==== EXTRACTED DATA

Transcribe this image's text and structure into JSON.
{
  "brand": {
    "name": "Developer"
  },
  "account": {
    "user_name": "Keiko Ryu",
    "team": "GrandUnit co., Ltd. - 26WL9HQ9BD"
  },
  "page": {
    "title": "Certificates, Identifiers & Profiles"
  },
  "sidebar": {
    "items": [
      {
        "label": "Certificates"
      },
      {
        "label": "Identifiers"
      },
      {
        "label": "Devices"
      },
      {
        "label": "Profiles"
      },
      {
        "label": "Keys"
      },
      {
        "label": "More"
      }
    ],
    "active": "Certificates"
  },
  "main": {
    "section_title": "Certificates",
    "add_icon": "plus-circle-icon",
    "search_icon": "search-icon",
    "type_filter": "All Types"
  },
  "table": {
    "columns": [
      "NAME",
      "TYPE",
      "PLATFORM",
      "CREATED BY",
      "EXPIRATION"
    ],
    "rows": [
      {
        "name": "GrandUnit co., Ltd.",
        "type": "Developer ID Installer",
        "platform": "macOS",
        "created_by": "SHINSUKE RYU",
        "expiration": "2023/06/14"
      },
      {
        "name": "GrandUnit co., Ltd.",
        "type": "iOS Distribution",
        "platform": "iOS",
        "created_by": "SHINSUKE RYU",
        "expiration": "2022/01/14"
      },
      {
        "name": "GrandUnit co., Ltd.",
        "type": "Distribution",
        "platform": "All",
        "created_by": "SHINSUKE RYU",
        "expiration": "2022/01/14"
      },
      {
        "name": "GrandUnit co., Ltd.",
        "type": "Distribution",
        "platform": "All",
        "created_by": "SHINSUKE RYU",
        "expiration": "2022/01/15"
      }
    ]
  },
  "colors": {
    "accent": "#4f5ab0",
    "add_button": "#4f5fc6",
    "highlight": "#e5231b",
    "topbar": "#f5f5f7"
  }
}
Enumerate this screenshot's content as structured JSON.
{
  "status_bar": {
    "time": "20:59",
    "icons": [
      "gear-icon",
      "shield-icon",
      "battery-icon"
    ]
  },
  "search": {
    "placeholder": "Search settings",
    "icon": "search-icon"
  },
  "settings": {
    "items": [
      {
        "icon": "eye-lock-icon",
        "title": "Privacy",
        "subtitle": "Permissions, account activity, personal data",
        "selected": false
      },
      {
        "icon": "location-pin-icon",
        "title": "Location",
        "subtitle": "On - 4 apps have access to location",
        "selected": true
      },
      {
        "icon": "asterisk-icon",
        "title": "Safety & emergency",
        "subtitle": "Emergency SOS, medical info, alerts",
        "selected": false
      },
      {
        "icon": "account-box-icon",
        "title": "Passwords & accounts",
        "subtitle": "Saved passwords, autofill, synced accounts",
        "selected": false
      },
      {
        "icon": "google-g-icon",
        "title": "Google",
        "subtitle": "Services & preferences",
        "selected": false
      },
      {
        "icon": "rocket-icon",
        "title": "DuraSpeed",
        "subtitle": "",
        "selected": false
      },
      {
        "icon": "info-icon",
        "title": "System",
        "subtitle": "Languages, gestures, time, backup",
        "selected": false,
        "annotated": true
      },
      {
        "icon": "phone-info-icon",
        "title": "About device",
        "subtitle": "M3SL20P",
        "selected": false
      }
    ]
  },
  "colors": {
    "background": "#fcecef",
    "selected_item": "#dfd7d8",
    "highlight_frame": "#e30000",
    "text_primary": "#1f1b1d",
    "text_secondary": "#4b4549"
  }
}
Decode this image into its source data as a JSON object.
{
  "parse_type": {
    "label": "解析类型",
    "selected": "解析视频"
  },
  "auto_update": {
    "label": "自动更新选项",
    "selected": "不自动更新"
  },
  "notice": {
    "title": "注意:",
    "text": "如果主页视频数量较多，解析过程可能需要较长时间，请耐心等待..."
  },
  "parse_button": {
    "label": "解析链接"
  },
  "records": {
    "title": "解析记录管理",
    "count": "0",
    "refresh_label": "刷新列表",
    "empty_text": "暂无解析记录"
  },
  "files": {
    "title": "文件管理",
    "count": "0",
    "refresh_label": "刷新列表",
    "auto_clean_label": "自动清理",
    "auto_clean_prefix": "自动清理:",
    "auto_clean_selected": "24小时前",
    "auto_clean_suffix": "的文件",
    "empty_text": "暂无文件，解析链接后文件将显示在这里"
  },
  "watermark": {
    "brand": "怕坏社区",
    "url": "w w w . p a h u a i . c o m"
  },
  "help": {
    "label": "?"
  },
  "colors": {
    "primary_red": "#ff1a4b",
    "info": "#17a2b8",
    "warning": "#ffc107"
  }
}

========

_AIM_
Count all lines of the data that include "into". The answer is the number alone.

_TASK SOLUTION_
2